<<<<

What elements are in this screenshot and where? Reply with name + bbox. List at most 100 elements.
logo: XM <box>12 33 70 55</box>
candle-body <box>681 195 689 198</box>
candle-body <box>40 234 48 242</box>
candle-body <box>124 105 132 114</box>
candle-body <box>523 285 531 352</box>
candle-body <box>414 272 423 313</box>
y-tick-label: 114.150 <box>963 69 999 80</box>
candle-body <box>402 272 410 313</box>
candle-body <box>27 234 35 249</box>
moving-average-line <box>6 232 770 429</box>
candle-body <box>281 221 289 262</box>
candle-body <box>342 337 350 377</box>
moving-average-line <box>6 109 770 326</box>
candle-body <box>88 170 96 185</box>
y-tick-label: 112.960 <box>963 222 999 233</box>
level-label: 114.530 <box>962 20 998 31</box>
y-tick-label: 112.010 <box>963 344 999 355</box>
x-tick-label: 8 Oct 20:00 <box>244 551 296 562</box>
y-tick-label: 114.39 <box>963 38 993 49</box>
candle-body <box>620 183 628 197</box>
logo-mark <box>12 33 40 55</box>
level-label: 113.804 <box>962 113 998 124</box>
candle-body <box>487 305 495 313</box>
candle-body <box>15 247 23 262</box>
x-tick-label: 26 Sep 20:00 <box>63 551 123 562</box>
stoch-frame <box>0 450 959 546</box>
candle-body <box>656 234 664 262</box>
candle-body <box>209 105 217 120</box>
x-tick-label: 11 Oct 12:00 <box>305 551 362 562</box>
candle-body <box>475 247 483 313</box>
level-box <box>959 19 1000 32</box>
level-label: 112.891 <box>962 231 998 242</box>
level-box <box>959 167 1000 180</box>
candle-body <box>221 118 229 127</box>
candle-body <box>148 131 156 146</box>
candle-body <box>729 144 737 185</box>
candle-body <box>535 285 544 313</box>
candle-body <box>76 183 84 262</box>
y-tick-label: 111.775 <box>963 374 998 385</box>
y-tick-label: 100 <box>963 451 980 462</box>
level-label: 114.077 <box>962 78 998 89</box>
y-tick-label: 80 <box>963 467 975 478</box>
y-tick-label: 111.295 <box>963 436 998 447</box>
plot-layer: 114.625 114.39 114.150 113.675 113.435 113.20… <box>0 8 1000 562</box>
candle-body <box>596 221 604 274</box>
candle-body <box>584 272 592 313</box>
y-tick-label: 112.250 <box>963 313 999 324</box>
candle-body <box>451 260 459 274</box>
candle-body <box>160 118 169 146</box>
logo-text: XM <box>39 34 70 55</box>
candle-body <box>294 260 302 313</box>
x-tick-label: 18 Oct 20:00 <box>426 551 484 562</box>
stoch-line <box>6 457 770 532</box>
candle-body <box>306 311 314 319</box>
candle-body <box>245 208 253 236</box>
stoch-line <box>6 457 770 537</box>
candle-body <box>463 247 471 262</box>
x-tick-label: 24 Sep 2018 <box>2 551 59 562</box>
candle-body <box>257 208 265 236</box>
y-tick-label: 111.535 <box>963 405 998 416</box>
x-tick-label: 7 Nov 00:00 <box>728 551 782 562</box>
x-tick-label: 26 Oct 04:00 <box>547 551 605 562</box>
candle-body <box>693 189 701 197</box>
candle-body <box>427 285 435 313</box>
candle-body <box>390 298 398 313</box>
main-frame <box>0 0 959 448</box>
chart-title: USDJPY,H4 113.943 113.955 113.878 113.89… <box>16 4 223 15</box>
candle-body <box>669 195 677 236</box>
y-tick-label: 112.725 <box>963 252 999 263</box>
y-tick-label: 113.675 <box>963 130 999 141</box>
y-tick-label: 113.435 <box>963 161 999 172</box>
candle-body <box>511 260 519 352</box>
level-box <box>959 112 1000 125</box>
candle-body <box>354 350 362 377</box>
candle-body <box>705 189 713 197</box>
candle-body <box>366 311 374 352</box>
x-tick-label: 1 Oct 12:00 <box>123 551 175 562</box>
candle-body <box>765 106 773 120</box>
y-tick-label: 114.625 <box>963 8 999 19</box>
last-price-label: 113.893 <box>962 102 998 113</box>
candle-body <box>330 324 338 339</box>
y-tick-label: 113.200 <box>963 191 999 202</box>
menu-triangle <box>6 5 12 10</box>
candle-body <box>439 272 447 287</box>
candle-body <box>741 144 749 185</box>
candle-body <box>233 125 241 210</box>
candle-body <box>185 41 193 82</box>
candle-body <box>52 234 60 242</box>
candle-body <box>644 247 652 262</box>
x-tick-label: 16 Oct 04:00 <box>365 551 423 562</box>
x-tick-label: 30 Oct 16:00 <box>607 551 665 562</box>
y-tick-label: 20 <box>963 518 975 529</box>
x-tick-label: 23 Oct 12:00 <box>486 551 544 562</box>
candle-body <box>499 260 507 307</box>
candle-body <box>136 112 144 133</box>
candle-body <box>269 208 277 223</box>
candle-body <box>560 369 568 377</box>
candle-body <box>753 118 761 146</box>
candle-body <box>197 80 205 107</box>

>>>>

**Problem to solve**
Copy the lines word for word, beginning at the first line and ending after the line that contains "candle-body <box>523 285 531 352</box>".

**Problem solution**
What elements are in this screenshot and where? Reply with name + bbox. List at most 100 elements.
logo: XM <box>12 33 70 55</box>
candle-body <box>681 195 689 198</box>
candle-body <box>40 234 48 242</box>
candle-body <box>124 105 132 114</box>
candle-body <box>523 285 531 352</box>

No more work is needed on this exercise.